The lines to be set down run from the line containing "Output the text content of this document." through the final line of the data below; print them exactly and print nothing else.

#### Input records

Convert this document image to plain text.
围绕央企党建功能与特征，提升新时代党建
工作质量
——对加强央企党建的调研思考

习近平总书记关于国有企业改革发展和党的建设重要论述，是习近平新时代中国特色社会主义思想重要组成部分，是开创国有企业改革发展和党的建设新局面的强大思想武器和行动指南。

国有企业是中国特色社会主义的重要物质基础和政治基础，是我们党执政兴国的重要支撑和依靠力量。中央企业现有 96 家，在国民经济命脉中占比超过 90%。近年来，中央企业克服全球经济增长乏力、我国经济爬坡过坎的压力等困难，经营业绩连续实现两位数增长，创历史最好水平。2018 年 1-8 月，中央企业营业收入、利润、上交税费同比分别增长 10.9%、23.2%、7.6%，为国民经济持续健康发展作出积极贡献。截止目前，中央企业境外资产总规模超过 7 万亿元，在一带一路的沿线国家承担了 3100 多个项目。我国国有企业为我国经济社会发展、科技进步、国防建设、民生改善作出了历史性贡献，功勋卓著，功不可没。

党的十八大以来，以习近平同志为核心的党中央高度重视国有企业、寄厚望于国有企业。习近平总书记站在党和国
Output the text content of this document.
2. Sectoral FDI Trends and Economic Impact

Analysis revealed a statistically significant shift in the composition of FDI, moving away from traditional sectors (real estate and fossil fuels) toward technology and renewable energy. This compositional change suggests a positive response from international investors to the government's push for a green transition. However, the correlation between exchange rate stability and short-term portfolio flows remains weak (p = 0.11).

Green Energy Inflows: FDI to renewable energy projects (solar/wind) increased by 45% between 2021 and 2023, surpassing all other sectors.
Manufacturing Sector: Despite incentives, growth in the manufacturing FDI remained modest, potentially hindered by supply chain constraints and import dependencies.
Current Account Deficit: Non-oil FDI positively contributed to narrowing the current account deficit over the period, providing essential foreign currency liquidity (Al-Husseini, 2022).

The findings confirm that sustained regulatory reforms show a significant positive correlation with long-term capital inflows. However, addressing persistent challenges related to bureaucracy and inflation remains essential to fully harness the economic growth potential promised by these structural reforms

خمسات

########

■ Result of the exercise ■
Output the text content of this document.
2. Sectoral FDI Trends and Economic Impact

Analysis revealed a statistically significant shift in the composition of FDI, moving away from traditional sectors (real estate and fossil fuels) toward technology and renewable energy. This compositional change suggests a positive response from international investors to the government's push for a green transition. However, the correlation between exchange rate stability and short-term portfolio flows remains weak (p = 0.11).

Green Energy Inflows: FDI to renewable energy projects (solar/wind) increased by 45% between 2021 and 2023, surpassing all other sectors.
Manufacturing Sector: Despite incentives, growth in the manufacturing FDI remained modest, potentially hindered by supply chain constraints and import dependencies.
Current Account Deficit: Non-oil FDI positively contributed to narrowing the current account deficit over the period, providing essential foreign currency liquidity (Al-Husseini, 2022).

The findings confirm that sustained regulatory reforms show a significant positive correlation with long-term capital inflows. However, addressing persistent challenges related to bureaucracy and inflation remains essential to fully harness the economic growth potential promised by these structural reforms

خمسات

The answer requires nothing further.